-- Task requirements --
Copy each line of the data below exactly, leaving out pictures.

Saved data entries:
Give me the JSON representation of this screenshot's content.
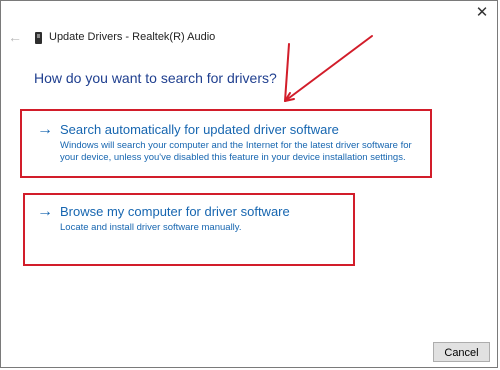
{
  "window": {
    "title": "Update Drivers - Realtek(R) Audio",
    "back_icon": "back-arrow-icon",
    "close_label": "✕"
  },
  "prompt": {
    "question": "How do you want to search for drivers?"
  },
  "options": [
    {
      "arrow": "→",
      "title": "Search automatically for updated driver software",
      "description": "Windows will search your computer and the Internet for the latest driver software for your device, unless you've disabled this feature in your device installation settings."
    },
    {
      "arrow": "→",
      "title": "Browse my computer for driver software",
      "description": "Locate and install driver software manually."
    }
  ],
  "footer": {
    "cancel_label": "Cancel"
  },
  "colors": {
    "link_blue": "#1766b0",
    "heading_blue": "#1f3f8f",
    "annotation_red": "#d21d2a"
  }
}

-- Answer for the task --
Give me the JSON representation of this screenshot's content.
{
  "window": {
    "title": "Update Drivers - Realtek(R) Audio",
    "back_icon": "back-arrow-icon",
    "close_label": "✕"
  },
  "prompt": {
    "question": "How do you want to search for drivers?"
  },
  "options": [
    {
      "arrow": "→",
      "title": "Search automatically for updated driver software",
      "description": "Windows will search your computer and the Internet for the latest driver software for your device, unless you've disabled this feature in your device installation settings."
    },
    {
      "arrow": "→",
      "title": "Browse my computer for driver software",
      "description": "Locate and install driver software manually."
    }
  ],
  "footer": {
    "cancel_label": "Cancel"
  },
  "colors": {
    "link_blue": "#1766b0",
    "heading_blue": "#1f3f8f",
    "annotation_red": "#d21d2a"
  }
}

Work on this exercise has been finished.